## Job
Leave out the pictures and copy the remaining records exactly.

## Material provided

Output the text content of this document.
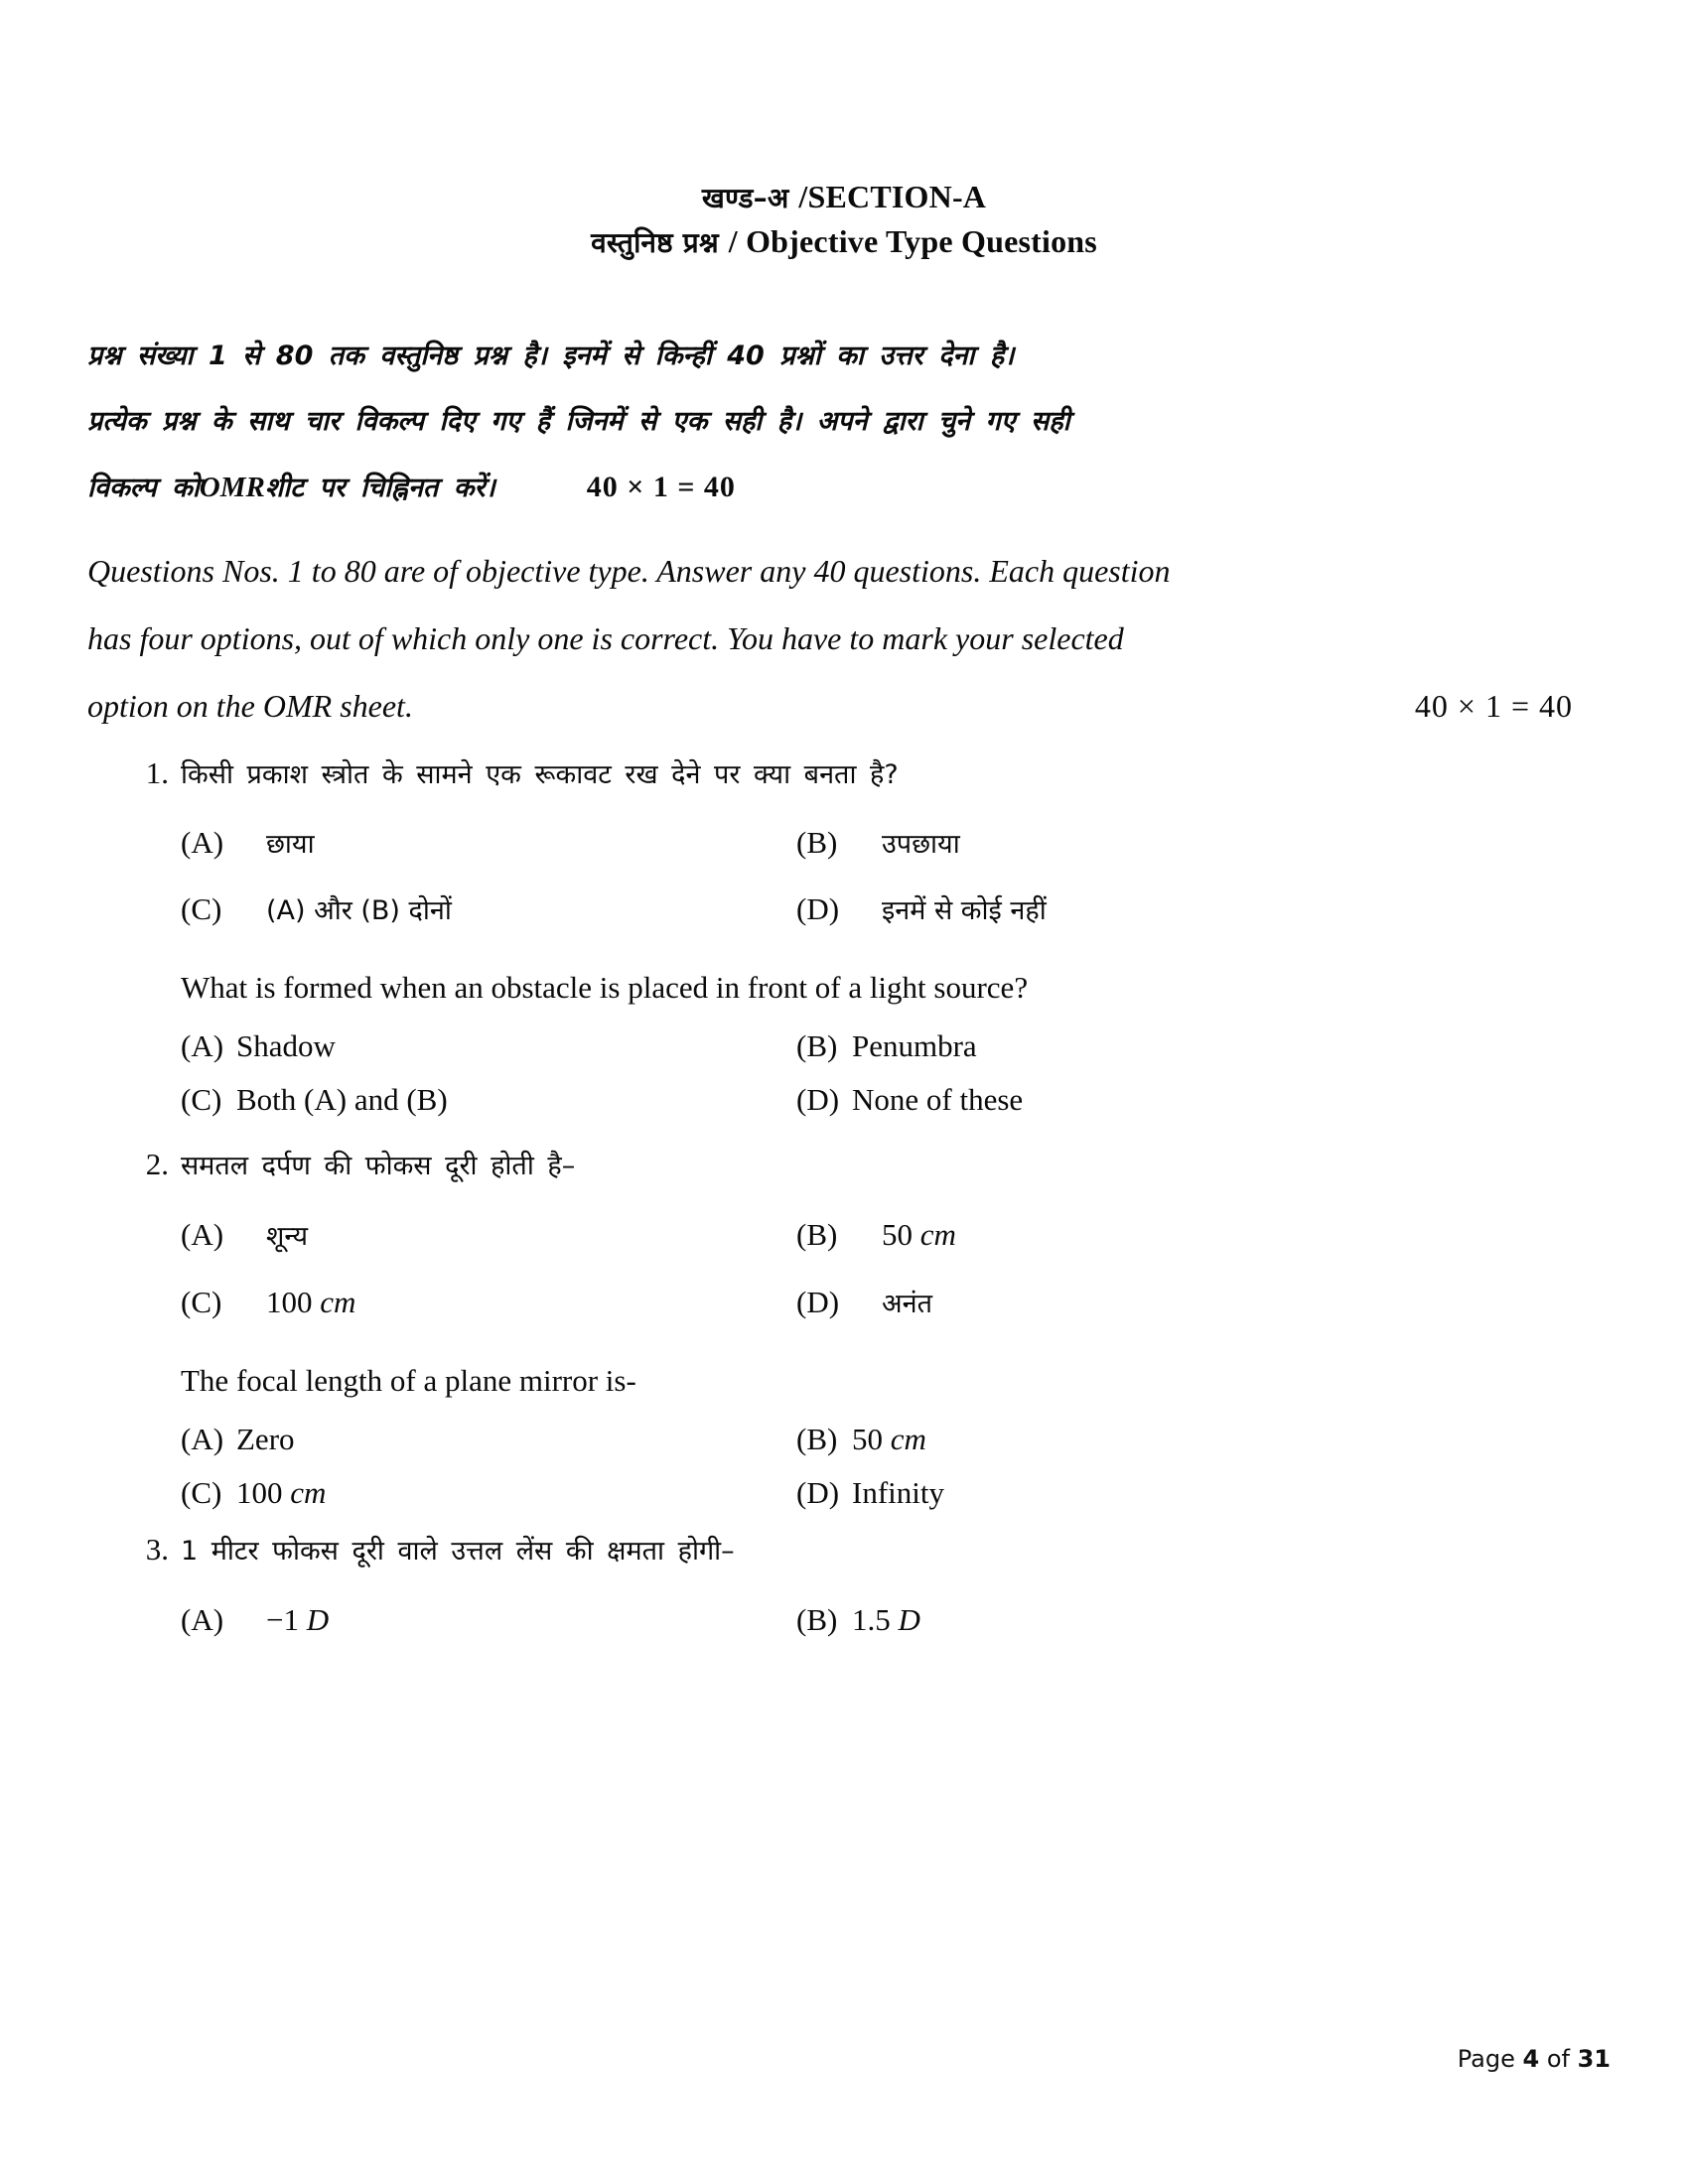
खण्ड–अ /SECTION-A
वस्तुनिष्ठ प्रश्न / Objective Type Questions
प्रश्न संख्या 1 से 80 तक वस्तुनिष्ठ प्रश्न है। इनमें से किन्हीं 40 प्रश्नों का उत्तर देना है।
प्रत्येक प्रश्न के साथ चार विकल्प दिए गए हैं जिनमें से एक सही है। अपने द्वारा चुने गए सही
विकल्प को OMR शीट पर चिह्निनत करें।	40 × 1 = 40
Questions Nos. 1 to 80 are of objective type. Answer any 40 questions. Each question
has four options, out of which only one is correct. You have to mark your selected
option on the OMR sheet.	40 × 1 = 40
1. किसी प्रकाश स्त्रोत के सामने एक रूकावट रख देने पर क्या बनता है?
(A)	छाया	(B)	उपछाया
(C)	(A) और (B) दोनों	(D)	इनमें से कोई नहीं
What is formed when an obstacle is placed in front of a light source?
(A) Shadow	(B) Penumbra
(C) Both (A) and (B)	(D) None of these
2. समतल दर्पण की फोकस दूरी होती है–
(A)	शून्य	(B)	50 cm
(C)	100 cm	(D)	अनंत
The focal length of a plane mirror is-
(A) Zero	(B) 50 cm
(C) 100 cm	(D) Infinity
3. 1 मीटर फोकस दूरी वाले उत्तल लेंस की क्षमता होगी–
(A)	−1 D	(B) 1.5 D
Page 4 of 31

## Solution for this problem
Output the text content of this document.
खण्ड–अ /SECTION-A
वस्तुनिष्ठ प्रश्न / Objective Type Questions
प्रश्न संख्या 1 से 80 तक वस्तुनिष्ठ प्रश्न है। इनमें से किन्हीं 40 प्रश्नों का उत्तर देना है।
प्रत्येक प्रश्न के साथ चार विकल्प दिए गए हैं जिनमें से एक सही है। अपने द्वारा चुने गए सही
विकल्प को OMR शीट पर चिह्निनत करें।	40 × 1 = 40
Questions Nos. 1 to 80 are of objective type. Answer any 40 questions. Each question
has four options, out of which only one is correct. You have to mark your selected
option on the OMR sheet.	40 × 1 = 40
1. किसी प्रकाश स्त्रोत के सामने एक रूकावट रख देने पर क्या बनता है?
(A)	छाया	(B)	उपछाया
(C)	(A) और (B) दोनों	(D)	इनमें से कोई नहीं
What is formed when an obstacle is placed in front of a light source?
(A) Shadow	(B) Penumbra
(C) Both (A) and (B)	(D) None of these
2. समतल दर्पण की फोकस दूरी होती है–
(A)	शून्य	(B)	50 cm
(C)	100 cm	(D)	अनंत
The focal length of a plane mirror is-
(A) Zero	(B) 50 cm
(C) 100 cm	(D) Infinity
3. 1 मीटर फोकस दूरी वाले उत्तल लेंस की क्षमता होगी–
(A)	−1 D	(B) 1.5 D
Page 4 of 31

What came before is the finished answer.